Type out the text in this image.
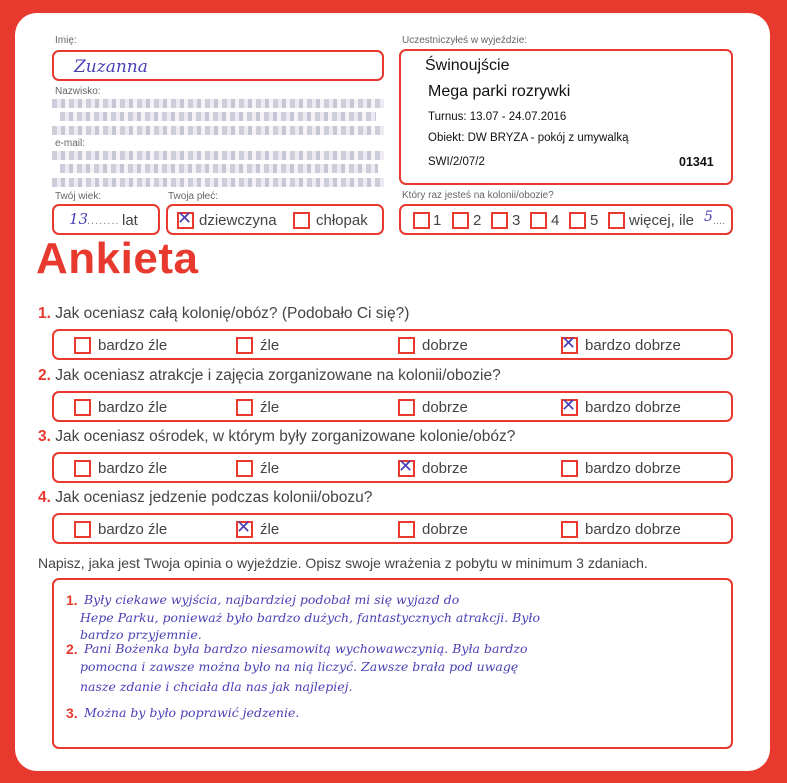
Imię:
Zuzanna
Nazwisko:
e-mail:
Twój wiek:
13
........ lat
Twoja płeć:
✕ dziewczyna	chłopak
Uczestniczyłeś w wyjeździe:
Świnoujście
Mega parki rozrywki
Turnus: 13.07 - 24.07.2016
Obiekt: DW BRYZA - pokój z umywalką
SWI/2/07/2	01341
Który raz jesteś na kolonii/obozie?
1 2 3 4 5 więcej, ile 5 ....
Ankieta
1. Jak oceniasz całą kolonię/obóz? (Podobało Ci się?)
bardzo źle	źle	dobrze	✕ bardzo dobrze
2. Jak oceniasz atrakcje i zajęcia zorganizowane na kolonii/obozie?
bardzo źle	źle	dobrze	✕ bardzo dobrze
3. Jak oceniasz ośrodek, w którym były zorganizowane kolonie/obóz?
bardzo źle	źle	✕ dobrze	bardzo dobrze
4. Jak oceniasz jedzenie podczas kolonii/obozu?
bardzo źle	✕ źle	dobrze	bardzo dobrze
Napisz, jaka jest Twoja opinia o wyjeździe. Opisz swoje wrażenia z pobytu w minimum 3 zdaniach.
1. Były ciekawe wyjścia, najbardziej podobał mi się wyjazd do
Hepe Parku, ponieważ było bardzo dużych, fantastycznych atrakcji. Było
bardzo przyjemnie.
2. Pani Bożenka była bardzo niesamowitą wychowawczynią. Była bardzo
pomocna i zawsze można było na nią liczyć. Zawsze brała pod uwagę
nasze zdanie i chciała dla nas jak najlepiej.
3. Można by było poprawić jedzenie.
******
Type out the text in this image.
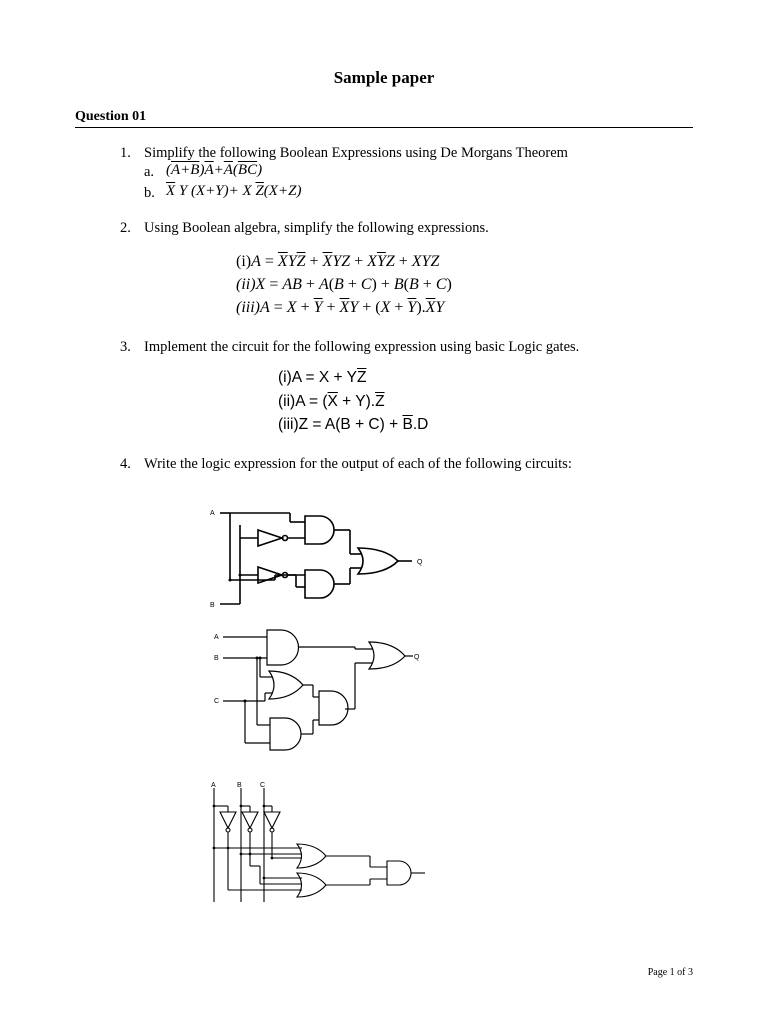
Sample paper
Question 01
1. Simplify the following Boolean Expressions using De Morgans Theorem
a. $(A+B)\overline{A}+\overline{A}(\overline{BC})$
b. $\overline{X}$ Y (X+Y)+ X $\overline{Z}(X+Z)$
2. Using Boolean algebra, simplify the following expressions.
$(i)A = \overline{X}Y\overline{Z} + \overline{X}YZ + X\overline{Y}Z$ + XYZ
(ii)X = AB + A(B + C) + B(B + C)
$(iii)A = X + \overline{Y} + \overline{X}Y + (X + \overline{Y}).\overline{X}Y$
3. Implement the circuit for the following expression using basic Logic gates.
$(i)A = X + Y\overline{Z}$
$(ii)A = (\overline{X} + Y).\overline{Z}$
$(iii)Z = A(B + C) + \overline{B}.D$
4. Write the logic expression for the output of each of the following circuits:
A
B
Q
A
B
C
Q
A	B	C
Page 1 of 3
******
| GIVEN REQUEST |
Where a line contains "jedzenie", copy that line.

| ANSWER TO THE EXERCISE |
4. Jak oceniasz jedzenie podczas kolonii/obozu?
3. Można by było poprawić jedzenie.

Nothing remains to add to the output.